TO DO -
The entries below are to be written out again without alteration.

Saved entries -

[START]

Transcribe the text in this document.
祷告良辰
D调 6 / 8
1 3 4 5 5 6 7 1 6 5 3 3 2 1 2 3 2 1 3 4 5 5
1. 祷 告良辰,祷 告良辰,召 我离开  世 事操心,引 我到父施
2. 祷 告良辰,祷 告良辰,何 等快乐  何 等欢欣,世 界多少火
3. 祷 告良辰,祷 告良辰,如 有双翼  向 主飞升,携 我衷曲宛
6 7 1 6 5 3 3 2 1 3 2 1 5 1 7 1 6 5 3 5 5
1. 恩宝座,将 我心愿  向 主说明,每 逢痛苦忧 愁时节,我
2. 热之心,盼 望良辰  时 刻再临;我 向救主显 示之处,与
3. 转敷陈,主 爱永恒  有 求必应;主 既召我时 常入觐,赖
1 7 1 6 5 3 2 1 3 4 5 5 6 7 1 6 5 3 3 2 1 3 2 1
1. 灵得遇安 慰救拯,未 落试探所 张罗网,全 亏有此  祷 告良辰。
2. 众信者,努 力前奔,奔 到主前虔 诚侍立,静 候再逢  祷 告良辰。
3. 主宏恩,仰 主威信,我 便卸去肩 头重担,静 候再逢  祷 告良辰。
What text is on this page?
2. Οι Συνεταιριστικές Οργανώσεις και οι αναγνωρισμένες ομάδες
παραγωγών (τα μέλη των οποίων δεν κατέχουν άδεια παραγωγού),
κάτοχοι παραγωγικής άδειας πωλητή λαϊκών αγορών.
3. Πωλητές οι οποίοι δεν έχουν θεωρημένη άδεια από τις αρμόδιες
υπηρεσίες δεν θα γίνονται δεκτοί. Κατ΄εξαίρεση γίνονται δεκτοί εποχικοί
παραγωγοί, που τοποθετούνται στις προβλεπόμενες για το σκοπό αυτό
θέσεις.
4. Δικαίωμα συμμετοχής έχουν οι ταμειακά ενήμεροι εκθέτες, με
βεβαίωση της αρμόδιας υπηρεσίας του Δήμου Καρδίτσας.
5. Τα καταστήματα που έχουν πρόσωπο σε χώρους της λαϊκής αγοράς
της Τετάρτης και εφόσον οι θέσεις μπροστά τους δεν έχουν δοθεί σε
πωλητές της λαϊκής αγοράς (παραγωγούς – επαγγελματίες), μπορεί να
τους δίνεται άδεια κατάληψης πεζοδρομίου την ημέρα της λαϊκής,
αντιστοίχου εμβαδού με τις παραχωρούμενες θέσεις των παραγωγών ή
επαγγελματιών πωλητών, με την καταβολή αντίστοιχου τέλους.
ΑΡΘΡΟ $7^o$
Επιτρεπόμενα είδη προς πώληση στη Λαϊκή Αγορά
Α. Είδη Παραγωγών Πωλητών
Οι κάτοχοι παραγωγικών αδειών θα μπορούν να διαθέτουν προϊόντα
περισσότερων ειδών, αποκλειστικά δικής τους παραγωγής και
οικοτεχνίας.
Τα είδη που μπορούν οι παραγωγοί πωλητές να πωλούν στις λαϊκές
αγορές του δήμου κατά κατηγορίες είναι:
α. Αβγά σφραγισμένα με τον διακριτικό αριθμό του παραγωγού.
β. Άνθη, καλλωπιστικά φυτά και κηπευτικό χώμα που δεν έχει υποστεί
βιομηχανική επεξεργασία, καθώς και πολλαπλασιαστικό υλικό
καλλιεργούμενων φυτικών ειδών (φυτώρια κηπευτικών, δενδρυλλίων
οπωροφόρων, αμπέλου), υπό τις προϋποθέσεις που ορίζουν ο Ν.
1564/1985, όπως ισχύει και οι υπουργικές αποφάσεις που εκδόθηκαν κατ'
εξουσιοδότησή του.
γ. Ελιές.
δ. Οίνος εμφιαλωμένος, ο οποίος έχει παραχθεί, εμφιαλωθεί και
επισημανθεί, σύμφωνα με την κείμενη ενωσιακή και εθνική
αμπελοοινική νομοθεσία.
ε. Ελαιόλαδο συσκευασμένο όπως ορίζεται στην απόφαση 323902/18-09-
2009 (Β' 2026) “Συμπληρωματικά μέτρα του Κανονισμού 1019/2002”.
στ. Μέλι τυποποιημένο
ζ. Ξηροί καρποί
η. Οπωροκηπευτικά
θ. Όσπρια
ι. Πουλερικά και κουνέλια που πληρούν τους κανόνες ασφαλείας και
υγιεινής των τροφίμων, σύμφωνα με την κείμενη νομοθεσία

[END]

WRITTEN ANSWER -
Transcribe the text in this document.
祷告良辰
D调 6 / 8
1 3 4 5 5 6 7 1 6 5 3 3 2 1 2 3 2 1 3 4 5 5
1. 祷 告良辰,祷 告良辰,召 我离开  世 事操心,引 我到父施
2. 祷 告良辰,祷 告良辰,何 等快乐  何 等欢欣,世 界多少火
3. 祷 告良辰,祷 告良辰,如 有双翼  向 主飞升,携 我衷曲宛
6 7 1 6 5 3 3 2 1 3 2 1 5 1 7 1 6 5 3 5 5
1. 恩宝座,将 我心愿  向 主说明,每 逢痛苦忧 愁时节,我
2. 热之心,盼 望良辰  时 刻再临;我 向救主显 示之处,与
3. 转敷陈,主 爱永恒  有 求必应;主 既召我时 常入觐,赖
1 7 1 6 5 3 2 1 3 4 5 5 6 7 1 6 5 3 3 2 1 3 2 1
1. 灵得遇安 慰救拯,未 落试探所 张罗网,全 亏有此  祷 告良辰。
2. 众信者,努 力前奔,奔 到主前虔 诚侍立,静 候再逢  祷 告良辰。
3. 主宏恩,仰 主威信,我 便卸去肩 头重担,静 候再逢  祷 告良辰。
What text is on this page?
2. Οι Συνεταιριστικές Οργανώσεις και οι αναγνωρισμένες ομάδες
παραγωγών (τα μέλη των οποίων δεν κατέχουν άδεια παραγωγού),
κάτοχοι παραγωγικής άδειας πωλητή λαϊκών αγορών.
3. Πωλητές οι οποίοι δεν έχουν θεωρημένη άδεια από τις αρμόδιες
υπηρεσίες δεν θα γίνονται δεκτοί. Κατ΄εξαίρεση γίνονται δεκτοί εποχικοί
παραγωγοί, που τοποθετούνται στις προβλεπόμενες για το σκοπό αυτό
θέσεις.
4. Δικαίωμα συμμετοχής έχουν οι ταμειακά ενήμεροι εκθέτες, με
βεβαίωση της αρμόδιας υπηρεσίας του Δήμου Καρδίτσας.
5. Τα καταστήματα που έχουν πρόσωπο σε χώρους της λαϊκής αγοράς
της Τετάρτης και εφόσον οι θέσεις μπροστά τους δεν έχουν δοθεί σε
πωλητές της λαϊκής αγοράς (παραγωγούς – επαγγελματίες), μπορεί να
τους δίνεται άδεια κατάληψης πεζοδρομίου την ημέρα της λαϊκής,
αντιστοίχου εμβαδού με τις παραχωρούμενες θέσεις των παραγωγών ή
επαγγελματιών πωλητών, με την καταβολή αντίστοιχου τέλους.
ΑΡΘΡΟ $7^o$
Επιτρεπόμενα είδη προς πώληση στη Λαϊκή Αγορά
Α. Είδη Παραγωγών Πωλητών
Οι κάτοχοι παραγωγικών αδειών θα μπορούν να διαθέτουν προϊόντα
περισσότερων ειδών, αποκλειστικά δικής τους παραγωγής και
οικοτεχνίας.
Τα είδη που μπορούν οι παραγωγοί πωλητές να πωλούν στις λαϊκές
αγορές του δήμου κατά κατηγορίες είναι:
α. Αβγά σφραγισμένα με τον διακριτικό αριθμό του παραγωγού.
β. Άνθη, καλλωπιστικά φυτά και κηπευτικό χώμα που δεν έχει υποστεί
βιομηχανική επεξεργασία, καθώς και πολλαπλασιαστικό υλικό
καλλιεργούμενων φυτικών ειδών (φυτώρια κηπευτικών, δενδρυλλίων
οπωροφόρων, αμπέλου), υπό τις προϋποθέσεις που ορίζουν ο Ν.
1564/1985, όπως ισχύει και οι υπουργικές αποφάσεις που εκδόθηκαν κατ'
εξουσιοδότησή του.
γ. Ελιές.
δ. Οίνος εμφιαλωμένος, ο οποίος έχει παραχθεί, εμφιαλωθεί και
επισημανθεί, σύμφωνα με την κείμενη ενωσιακή και εθνική
αμπελοοινική νομοθεσία.
ε. Ελαιόλαδο συσκευασμένο όπως ορίζεται στην απόφαση 323902/18-09-
2009 (Β' 2026) “Συμπληρωματικά μέτρα του Κανονισμού 1019/2002”.
στ. Μέλι τυποποιημένο
ζ. Ξηροί καρποί
η. Οπωροκηπευτικά
θ. Όσπρια
ι. Πουλερικά και κουνέλια που πληρούν τους κανόνες ασφαλείας και
υγιεινής των τροφίμων, σύμφωνα με την κείμενη νομοθεσία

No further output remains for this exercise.